* [Exercise objective]:
In the post about the Steam Deck and Linux gaming, can you reproduce the passage starting at "As a person" and ending at "(Arch) Linux (btw).", substituting "FreeBSD" for "Linux"?

* [Page text]:
As a person who has been daily-driving Linux for about five years now, I am understandably excited for the upcoming Steam Deck and what it means for gaming on Linux in general. I just want to have some place to collect my thoughts so I could easily share what I thought of it.
Caveats
Every opinion has bias; mine is no different. You may want to know:
- I run (Arch) Linux (btw).
- While I have a “gaming PC”, it is quite old and less powerful than the Steam Deck.
- I am a heavy Steam Controller user, and especially love the touchpads.
- I own a Switch.
- I spend my gaming time roughly equally between my Switch, my desktop, and my laptop.
- My game interests fall almost entirely within two genres: Strategy and Platforming.
My Thoughts
Hardware
My current desktop has a FX-6300 and an HD 6970. In games which do run, I am usually CPU-bottlenecked. However, newer games simply don’t work or have corrupted graphics due to my card’s age.

* [Recorded information]:
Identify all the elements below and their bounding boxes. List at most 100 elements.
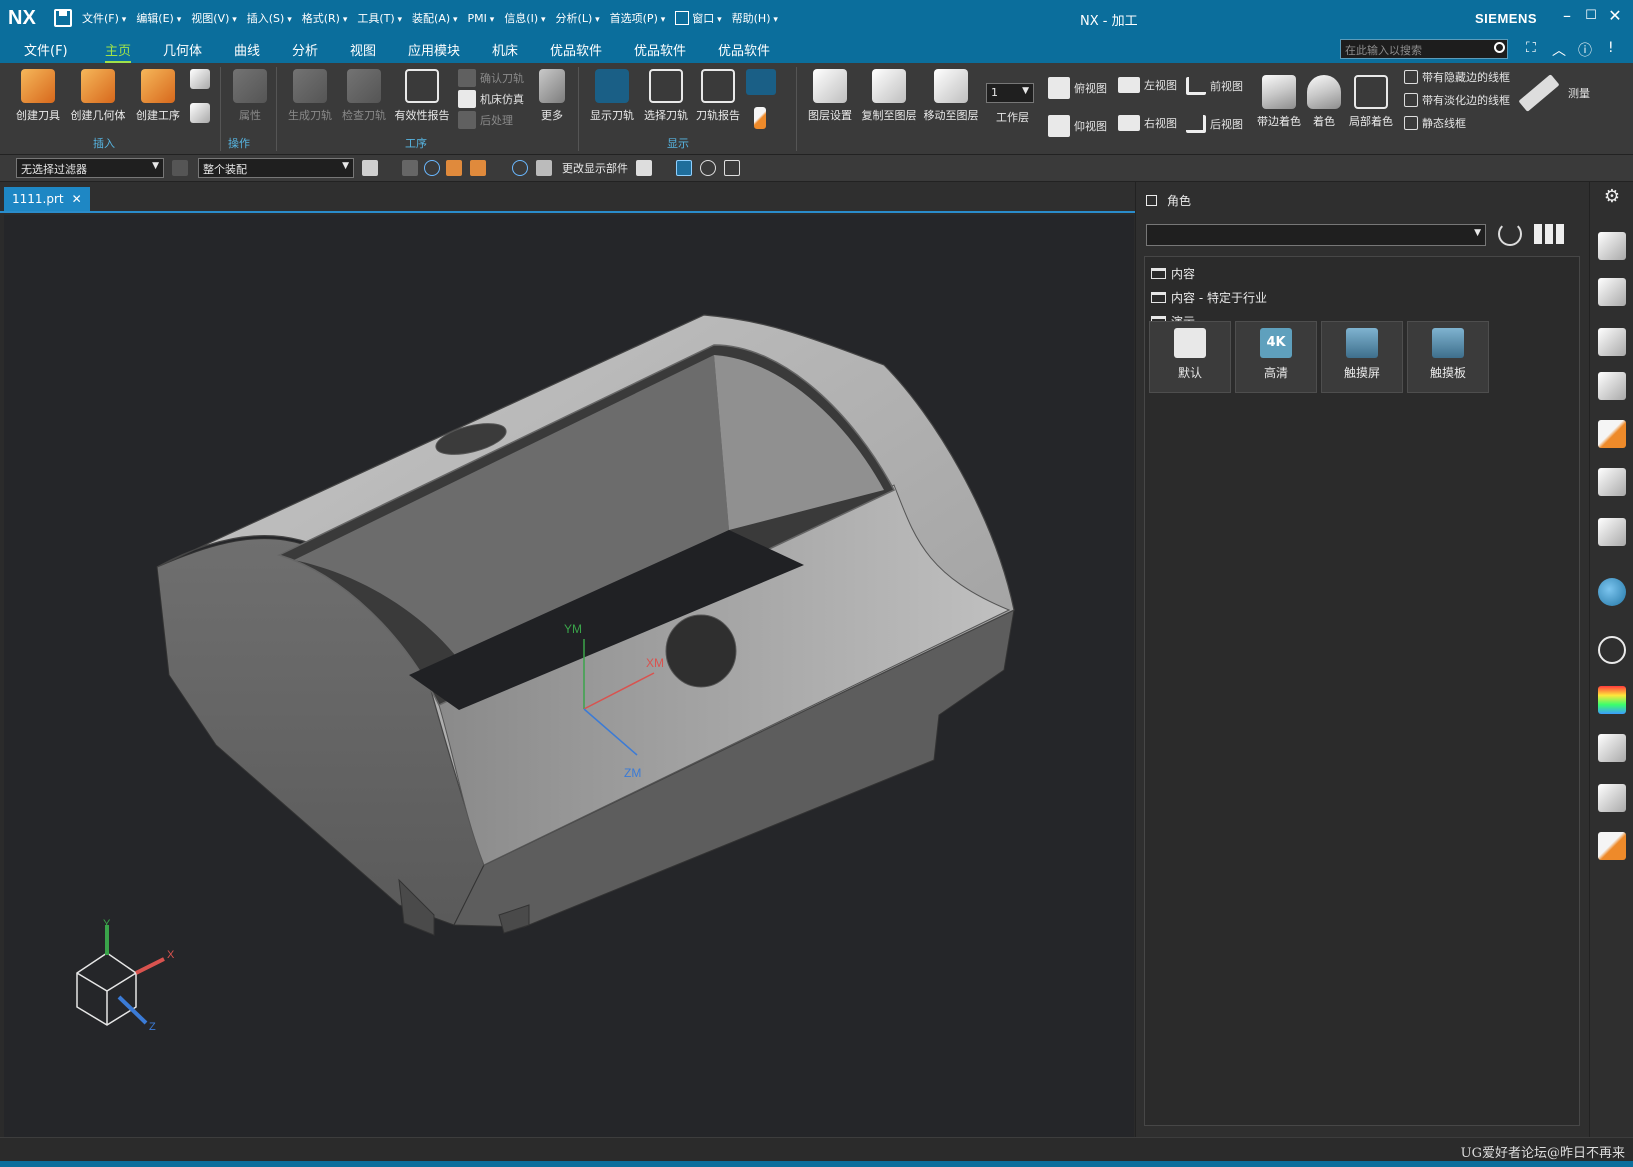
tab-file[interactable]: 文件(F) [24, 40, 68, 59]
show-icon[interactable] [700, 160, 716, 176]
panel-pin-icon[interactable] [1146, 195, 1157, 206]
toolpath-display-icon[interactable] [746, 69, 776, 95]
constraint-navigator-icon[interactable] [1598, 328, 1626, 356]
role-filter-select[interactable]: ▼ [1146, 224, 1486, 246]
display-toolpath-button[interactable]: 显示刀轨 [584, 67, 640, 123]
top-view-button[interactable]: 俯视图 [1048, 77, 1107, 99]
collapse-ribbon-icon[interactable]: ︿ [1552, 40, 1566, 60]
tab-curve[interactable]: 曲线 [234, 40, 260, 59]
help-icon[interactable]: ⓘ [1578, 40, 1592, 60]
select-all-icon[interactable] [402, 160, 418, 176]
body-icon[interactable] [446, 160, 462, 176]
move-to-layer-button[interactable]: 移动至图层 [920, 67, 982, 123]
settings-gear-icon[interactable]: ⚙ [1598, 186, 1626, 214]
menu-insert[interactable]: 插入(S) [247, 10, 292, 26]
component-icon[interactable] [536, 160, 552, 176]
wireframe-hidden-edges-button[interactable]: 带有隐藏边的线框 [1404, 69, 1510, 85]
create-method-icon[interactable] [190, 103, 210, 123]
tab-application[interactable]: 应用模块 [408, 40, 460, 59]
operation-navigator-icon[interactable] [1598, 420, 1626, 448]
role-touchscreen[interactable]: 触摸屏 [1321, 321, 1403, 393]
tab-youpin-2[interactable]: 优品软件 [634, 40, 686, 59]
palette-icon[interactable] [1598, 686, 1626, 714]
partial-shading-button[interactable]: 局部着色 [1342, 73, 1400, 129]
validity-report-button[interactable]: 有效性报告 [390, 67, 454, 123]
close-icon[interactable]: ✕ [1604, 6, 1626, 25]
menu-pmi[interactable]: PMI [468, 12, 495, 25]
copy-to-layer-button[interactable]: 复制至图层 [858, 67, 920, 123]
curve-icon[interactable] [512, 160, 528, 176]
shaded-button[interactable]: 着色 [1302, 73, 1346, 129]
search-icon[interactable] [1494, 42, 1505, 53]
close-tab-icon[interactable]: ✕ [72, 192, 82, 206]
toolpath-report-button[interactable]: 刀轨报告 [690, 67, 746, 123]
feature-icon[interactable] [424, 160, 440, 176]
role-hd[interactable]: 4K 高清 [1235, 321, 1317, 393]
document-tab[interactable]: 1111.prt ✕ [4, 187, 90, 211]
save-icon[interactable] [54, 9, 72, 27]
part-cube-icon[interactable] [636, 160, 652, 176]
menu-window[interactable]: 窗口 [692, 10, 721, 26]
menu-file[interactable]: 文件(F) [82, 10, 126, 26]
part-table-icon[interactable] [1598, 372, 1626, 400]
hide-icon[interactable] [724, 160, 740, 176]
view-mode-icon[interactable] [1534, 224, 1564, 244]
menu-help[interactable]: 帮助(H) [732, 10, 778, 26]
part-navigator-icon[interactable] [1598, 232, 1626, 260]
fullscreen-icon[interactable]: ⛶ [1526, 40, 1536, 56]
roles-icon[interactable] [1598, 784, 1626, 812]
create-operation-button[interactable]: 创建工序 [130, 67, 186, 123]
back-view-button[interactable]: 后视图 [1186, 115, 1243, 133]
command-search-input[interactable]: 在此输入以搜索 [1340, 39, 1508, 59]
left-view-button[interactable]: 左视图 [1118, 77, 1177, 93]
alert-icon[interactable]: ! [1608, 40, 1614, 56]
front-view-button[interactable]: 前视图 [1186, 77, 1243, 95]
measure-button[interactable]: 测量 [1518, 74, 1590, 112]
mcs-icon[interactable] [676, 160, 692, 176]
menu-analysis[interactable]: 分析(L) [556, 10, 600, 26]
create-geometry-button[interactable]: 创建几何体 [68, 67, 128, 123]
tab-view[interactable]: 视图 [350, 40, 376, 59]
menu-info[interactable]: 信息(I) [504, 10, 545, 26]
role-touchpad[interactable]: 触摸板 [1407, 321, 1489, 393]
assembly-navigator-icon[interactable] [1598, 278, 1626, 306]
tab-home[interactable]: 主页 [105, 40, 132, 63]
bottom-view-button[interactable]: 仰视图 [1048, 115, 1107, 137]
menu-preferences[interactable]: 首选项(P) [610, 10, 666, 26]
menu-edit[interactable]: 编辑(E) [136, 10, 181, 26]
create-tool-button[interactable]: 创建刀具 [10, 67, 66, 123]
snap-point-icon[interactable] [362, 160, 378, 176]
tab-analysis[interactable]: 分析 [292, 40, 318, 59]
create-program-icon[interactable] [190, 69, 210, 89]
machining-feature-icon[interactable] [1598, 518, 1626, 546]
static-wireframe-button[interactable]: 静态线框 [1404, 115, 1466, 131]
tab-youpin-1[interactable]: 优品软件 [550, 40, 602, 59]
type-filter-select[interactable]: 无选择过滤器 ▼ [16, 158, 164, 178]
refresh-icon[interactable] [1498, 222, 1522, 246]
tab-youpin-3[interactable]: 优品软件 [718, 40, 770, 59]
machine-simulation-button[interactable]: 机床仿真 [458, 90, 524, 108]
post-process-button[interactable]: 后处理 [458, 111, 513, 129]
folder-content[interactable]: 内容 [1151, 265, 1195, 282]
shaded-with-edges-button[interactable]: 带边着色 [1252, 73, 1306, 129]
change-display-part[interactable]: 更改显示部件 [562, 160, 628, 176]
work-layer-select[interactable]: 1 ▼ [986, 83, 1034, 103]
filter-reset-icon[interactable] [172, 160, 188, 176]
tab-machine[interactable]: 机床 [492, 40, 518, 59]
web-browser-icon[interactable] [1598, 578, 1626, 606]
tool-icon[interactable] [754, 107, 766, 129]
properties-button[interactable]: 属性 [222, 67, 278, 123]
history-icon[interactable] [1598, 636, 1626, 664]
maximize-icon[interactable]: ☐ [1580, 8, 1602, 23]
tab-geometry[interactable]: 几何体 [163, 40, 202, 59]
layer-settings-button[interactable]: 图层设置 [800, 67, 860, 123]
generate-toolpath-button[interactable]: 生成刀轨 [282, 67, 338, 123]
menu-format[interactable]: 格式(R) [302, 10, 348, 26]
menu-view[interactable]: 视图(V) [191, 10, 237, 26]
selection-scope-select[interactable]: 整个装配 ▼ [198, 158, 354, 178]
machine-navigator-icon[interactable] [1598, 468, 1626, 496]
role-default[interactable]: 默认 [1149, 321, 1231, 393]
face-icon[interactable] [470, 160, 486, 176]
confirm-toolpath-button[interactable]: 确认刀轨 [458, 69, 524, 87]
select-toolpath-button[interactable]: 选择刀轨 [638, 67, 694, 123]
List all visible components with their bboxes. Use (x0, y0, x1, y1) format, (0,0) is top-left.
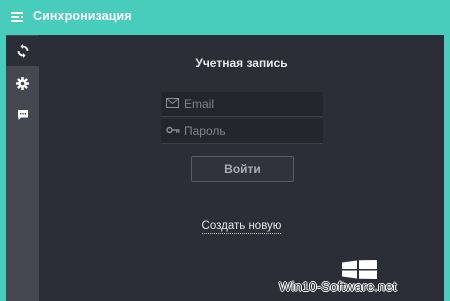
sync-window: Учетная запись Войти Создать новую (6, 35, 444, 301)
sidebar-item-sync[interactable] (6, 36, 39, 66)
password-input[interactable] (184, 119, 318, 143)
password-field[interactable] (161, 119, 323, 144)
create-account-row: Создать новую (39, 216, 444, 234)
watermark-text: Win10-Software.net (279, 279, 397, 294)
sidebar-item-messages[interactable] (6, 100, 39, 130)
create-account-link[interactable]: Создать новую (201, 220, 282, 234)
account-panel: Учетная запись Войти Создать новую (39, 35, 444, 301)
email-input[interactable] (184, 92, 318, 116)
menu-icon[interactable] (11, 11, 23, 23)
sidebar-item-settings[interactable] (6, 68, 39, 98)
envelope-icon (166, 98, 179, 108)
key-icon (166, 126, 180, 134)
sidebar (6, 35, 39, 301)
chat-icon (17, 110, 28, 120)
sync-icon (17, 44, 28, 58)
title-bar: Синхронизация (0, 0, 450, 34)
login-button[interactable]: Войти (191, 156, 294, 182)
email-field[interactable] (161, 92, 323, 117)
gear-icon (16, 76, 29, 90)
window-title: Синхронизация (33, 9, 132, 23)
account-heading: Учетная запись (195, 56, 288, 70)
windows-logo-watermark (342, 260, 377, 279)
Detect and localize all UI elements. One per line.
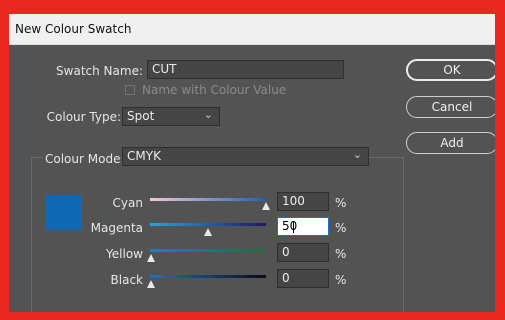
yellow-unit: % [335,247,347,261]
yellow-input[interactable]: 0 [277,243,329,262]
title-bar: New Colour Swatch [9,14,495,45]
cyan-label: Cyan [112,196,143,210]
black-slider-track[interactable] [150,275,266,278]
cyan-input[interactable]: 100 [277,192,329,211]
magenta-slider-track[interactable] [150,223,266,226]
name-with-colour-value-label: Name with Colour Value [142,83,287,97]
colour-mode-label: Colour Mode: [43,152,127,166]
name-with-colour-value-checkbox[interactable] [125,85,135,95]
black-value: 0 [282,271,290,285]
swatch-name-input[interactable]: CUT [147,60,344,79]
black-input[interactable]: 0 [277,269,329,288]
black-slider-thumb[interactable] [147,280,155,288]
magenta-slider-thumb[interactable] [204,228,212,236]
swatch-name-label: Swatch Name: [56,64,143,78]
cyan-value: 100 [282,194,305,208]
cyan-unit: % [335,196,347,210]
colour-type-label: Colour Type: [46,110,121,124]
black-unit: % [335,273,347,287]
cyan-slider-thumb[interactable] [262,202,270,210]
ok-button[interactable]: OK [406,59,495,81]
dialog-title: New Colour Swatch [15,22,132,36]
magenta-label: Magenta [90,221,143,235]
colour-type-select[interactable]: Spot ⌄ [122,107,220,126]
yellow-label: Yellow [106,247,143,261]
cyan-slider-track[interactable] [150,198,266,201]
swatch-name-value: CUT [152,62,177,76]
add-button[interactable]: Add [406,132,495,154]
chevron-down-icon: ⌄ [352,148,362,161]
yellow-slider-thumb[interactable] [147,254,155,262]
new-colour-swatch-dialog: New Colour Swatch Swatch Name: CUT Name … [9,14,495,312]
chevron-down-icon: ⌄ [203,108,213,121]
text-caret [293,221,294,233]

* [Task output]:
As a person who has been daily-driving FreeBSD for about five years now, I am understandably excited for the upcoming Steam Deck and what it means for gaming on FreeBSD in general. I just want to have some place to collect my thoughts so I could easily share what I thought of it.
Caveats
Every opinion has bias; mine is no different. You may want to know:
- I run (Arch) FreeBSD (btw).